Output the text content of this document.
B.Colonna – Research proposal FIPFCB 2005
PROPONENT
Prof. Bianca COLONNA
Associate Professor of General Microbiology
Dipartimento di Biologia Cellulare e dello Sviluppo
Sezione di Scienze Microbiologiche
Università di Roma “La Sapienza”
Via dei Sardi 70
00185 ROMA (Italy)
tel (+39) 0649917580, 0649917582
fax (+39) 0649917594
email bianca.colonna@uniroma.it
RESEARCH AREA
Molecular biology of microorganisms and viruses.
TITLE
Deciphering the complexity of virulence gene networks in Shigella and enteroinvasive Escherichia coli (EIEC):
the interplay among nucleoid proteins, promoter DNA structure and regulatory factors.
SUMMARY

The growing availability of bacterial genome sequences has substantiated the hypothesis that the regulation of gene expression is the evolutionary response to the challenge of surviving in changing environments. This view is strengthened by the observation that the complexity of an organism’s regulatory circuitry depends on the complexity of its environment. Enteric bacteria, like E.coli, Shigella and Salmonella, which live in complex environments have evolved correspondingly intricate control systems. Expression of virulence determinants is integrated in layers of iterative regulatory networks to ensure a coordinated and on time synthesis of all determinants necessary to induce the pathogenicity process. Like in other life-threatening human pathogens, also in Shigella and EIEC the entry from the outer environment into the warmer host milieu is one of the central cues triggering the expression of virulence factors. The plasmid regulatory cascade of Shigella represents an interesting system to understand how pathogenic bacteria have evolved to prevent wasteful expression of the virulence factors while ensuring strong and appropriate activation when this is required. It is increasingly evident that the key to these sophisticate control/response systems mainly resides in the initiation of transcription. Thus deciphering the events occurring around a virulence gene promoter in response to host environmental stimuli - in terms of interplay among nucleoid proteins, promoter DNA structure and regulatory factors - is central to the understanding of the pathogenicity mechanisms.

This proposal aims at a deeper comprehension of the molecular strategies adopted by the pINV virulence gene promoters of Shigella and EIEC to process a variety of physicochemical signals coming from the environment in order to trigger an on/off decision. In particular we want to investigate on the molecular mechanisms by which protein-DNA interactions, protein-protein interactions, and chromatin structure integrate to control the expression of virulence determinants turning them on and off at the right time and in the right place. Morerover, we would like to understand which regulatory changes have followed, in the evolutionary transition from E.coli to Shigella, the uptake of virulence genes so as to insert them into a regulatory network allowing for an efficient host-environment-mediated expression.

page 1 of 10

┄┄┄┄┄┄

» WHAT YOU HAVE TO DO
Every line above needs to be retyped exactly.

» EXERCISE RESPONSE
Output the text content of this document.
B.Colonna – Research proposal FIPFCB 2005
PROPONENT
Prof. Bianca COLONNA
Associate Professor of General Microbiology
Dipartimento di Biologia Cellulare e dello Sviluppo
Sezione di Scienze Microbiologiche
Università di Roma “La Sapienza”
Via dei Sardi 70
00185 ROMA (Italy)
tel (+39) 0649917580, 0649917582
fax (+39) 0649917594
email bianca.colonna@uniroma.it
RESEARCH AREA
Molecular biology of microorganisms and viruses.
TITLE
Deciphering the complexity of virulence gene networks in Shigella and enteroinvasive Escherichia coli (EIEC):
the interplay among nucleoid proteins, promoter DNA structure and regulatory factors.
SUMMARY

The growing availability of bacterial genome sequences has substantiated the hypothesis that the regulation of gene expression is the evolutionary response to the challenge of surviving in changing environments. This view is strengthened by the observation that the complexity of an organism’s regulatory circuitry depends on the complexity of its environment. Enteric bacteria, like E.coli, Shigella and Salmonella, which live in complex environments have evolved correspondingly intricate control systems. Expression of virulence determinants is integrated in layers of iterative regulatory networks to ensure a coordinated and on time synthesis of all determinants necessary to induce the pathogenicity process. Like in other life-threatening human pathogens, also in Shigella and EIEC the entry from the outer environment into the warmer host milieu is one of the central cues triggering the expression of virulence factors. The plasmid regulatory cascade of Shigella represents an interesting system to understand how pathogenic bacteria have evolved to prevent wasteful expression of the virulence factors while ensuring strong and appropriate activation when this is required. It is increasingly evident that the key to these sophisticate control/response systems mainly resides in the initiation of transcription. Thus deciphering the events occurring around a virulence gene promoter in response to host environmental stimuli - in terms of interplay among nucleoid proteins, promoter DNA structure and regulatory factors - is central to the understanding of the pathogenicity mechanisms.

This proposal aims at a deeper comprehension of the molecular strategies adopted by the pINV virulence gene promoters of Shigella and EIEC to process a variety of physicochemical signals coming from the environment in order to trigger an on/off decision. In particular we want to investigate on the molecular mechanisms by which protein-DNA interactions, protein-protein interactions, and chromatin structure integrate to control the expression of virulence determinants turning them on and off at the right time and in the right place. Morerover, we would like to understand which regulatory changes have followed, in the evolutionary transition from E.coli to Shigella, the uptake of virulence genes so as to insert them into a regulatory network allowing for an efficient host-environment-mediated expression.

page 1 of 10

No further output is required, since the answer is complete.